*Given instruction*
Take every line that has the string "title" and copy it out.

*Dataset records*

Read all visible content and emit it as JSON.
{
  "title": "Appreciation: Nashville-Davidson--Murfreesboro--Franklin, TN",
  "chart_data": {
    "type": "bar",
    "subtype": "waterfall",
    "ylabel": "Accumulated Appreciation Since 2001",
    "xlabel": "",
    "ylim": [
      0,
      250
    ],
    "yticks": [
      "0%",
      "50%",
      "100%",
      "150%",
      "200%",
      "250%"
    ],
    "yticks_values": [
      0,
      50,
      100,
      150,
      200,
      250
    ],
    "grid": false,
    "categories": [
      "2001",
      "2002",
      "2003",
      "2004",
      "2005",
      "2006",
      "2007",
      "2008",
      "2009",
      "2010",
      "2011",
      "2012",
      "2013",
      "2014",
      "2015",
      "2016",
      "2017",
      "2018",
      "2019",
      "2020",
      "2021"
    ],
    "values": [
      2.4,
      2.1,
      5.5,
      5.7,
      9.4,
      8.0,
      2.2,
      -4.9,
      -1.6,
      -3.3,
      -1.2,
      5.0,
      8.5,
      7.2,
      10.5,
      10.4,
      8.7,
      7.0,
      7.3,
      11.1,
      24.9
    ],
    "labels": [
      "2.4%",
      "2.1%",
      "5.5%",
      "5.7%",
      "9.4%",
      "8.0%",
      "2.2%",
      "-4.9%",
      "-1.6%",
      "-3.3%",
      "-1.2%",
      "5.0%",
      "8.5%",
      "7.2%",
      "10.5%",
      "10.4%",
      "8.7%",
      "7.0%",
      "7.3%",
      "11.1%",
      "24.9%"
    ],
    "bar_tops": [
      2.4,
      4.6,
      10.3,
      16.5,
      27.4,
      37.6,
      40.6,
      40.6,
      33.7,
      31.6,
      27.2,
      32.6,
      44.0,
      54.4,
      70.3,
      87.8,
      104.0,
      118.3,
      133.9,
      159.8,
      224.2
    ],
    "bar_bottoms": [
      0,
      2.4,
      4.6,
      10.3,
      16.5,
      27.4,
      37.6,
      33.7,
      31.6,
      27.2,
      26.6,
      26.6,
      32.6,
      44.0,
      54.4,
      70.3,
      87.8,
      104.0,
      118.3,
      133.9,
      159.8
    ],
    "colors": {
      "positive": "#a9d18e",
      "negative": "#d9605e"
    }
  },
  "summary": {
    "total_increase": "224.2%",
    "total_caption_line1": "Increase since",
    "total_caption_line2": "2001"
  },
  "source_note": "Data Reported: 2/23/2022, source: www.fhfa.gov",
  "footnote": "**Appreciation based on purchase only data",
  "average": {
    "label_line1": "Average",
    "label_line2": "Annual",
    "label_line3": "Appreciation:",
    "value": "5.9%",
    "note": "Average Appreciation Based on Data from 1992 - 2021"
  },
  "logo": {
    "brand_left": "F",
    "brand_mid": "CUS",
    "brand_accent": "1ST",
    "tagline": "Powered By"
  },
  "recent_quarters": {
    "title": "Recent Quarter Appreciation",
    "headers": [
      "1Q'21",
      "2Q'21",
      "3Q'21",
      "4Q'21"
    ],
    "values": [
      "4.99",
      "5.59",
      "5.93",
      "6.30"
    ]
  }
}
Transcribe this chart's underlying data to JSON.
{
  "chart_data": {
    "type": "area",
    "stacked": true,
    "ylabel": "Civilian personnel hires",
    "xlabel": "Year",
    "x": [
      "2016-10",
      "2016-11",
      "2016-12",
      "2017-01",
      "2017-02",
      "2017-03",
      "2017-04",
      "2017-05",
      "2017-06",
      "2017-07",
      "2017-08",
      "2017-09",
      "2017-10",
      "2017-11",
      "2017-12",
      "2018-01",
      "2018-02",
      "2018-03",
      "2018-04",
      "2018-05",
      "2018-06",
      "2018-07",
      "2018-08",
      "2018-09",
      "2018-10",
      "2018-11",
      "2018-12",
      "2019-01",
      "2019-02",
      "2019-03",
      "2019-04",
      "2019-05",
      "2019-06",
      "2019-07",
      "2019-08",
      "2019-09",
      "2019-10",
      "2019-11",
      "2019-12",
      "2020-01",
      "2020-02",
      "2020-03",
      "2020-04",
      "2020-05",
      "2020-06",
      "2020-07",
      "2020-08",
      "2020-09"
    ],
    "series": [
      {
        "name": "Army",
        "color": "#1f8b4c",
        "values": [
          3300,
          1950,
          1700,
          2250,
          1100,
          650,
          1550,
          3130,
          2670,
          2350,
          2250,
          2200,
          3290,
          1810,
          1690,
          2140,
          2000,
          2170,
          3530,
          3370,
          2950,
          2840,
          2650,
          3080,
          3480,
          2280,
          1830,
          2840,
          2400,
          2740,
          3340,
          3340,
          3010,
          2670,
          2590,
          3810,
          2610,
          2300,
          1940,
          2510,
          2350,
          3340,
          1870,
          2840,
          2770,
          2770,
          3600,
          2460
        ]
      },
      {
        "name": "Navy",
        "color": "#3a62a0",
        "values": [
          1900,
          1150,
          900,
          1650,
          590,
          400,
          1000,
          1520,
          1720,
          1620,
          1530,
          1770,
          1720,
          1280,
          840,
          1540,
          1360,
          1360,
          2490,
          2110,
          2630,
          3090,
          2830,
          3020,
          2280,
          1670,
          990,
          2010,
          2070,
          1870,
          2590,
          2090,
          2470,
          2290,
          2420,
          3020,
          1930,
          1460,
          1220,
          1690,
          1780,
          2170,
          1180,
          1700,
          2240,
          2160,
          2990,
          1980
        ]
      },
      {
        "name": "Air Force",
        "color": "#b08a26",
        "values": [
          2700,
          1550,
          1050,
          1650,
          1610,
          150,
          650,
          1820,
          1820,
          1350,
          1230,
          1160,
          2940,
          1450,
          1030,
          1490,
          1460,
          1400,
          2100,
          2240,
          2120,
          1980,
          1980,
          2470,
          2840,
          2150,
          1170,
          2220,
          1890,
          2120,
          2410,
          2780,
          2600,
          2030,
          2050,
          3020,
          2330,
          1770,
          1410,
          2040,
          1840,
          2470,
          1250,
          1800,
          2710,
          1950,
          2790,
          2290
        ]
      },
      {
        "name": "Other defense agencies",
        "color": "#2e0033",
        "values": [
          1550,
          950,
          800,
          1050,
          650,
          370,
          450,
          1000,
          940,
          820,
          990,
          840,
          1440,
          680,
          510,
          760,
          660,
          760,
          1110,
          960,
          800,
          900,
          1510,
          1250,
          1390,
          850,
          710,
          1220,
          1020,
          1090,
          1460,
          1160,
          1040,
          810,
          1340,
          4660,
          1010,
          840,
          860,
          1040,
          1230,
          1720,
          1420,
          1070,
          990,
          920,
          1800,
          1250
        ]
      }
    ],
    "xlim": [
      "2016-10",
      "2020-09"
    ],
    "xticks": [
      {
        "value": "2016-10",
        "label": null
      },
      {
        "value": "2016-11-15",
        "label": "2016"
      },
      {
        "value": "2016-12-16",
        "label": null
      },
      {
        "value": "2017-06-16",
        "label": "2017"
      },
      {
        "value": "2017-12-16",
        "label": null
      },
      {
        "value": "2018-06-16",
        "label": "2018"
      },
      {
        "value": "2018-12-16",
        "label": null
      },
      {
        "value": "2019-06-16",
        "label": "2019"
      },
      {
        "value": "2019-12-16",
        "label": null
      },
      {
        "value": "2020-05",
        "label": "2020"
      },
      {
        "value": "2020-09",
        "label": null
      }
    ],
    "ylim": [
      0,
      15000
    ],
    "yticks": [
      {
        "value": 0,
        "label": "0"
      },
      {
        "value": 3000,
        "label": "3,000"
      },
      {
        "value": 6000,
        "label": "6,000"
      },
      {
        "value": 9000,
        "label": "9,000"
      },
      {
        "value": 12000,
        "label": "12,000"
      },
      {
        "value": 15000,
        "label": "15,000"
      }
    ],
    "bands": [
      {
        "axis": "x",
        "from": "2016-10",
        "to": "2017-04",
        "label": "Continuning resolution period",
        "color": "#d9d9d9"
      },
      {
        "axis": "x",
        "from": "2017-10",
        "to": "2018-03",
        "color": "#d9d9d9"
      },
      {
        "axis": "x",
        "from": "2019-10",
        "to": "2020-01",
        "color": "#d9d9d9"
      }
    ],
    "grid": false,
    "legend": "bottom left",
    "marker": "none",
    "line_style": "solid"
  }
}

*Solution to the problem*
  "title": "Appreciation: Nashville-Davidson--Murfreesboro--Franklin, TN",
    "title": "Recent Quarter Appreciation",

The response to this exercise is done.